BEGIN Data provided
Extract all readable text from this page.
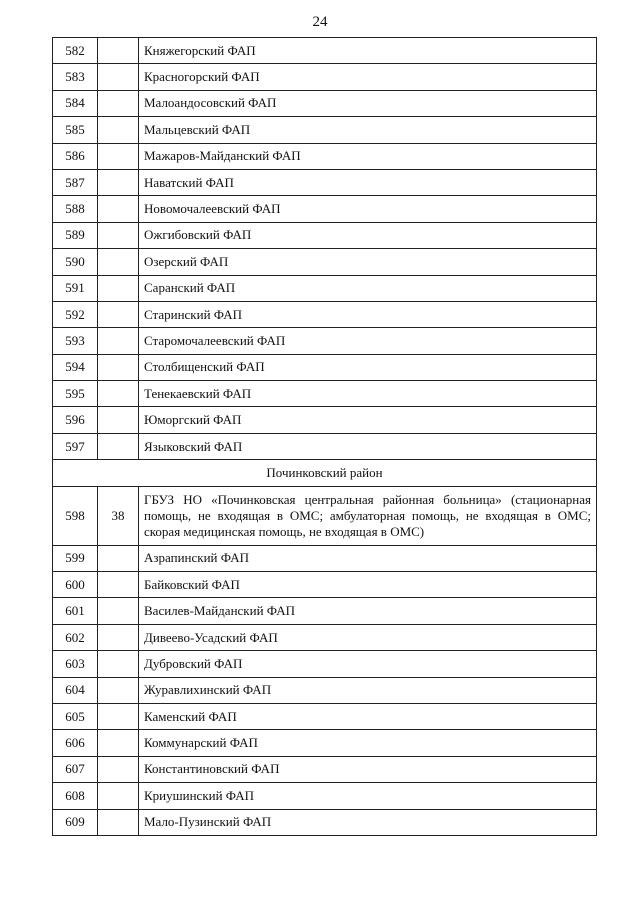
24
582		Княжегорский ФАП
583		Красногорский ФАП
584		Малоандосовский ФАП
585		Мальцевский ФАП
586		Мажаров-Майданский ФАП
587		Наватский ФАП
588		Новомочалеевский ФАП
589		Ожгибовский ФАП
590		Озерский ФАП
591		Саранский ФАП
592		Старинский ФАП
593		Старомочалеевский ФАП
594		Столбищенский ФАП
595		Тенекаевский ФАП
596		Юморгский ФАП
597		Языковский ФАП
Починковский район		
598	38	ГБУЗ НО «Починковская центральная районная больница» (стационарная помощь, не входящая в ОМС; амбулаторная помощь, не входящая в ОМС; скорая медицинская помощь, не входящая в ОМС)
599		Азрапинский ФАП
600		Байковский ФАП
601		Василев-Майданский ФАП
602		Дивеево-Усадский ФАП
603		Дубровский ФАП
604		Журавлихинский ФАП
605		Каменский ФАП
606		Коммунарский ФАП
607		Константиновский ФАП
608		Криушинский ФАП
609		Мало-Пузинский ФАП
END Data provided
BEGIN Data provided
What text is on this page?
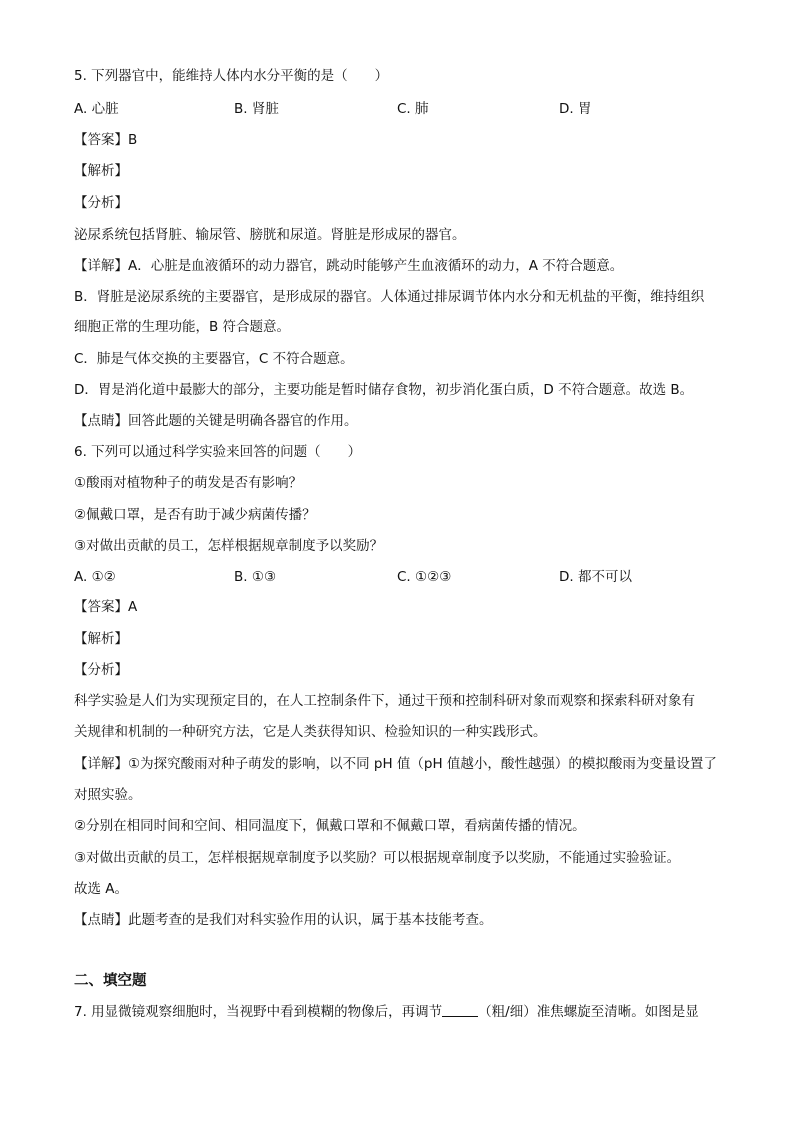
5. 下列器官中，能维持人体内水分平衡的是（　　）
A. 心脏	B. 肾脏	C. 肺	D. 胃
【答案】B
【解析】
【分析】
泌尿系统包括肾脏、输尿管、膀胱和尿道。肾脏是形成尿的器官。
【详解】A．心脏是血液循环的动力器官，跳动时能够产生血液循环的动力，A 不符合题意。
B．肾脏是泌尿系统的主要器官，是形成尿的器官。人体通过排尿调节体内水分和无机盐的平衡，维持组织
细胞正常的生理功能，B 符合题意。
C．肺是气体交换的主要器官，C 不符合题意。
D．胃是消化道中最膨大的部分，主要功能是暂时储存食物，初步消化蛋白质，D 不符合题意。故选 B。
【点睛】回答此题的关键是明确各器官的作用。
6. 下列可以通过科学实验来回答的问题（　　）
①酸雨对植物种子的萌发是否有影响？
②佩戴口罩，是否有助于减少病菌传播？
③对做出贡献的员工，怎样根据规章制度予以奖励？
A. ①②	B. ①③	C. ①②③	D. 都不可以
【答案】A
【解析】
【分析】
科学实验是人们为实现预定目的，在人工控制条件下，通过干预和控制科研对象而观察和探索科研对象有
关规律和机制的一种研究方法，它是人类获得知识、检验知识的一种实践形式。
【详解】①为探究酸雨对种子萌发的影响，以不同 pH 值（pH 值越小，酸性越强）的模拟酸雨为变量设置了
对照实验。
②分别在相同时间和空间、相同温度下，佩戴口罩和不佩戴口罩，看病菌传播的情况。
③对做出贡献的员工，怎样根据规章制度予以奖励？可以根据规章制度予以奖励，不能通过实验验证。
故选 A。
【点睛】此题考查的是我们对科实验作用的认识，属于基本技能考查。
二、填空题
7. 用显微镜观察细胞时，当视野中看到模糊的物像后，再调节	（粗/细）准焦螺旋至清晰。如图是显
END Data provided
What you have to do:
Going through the data, tally the lines containing "怎样根据规章制度予以奖励" and report only the result.

Output:
2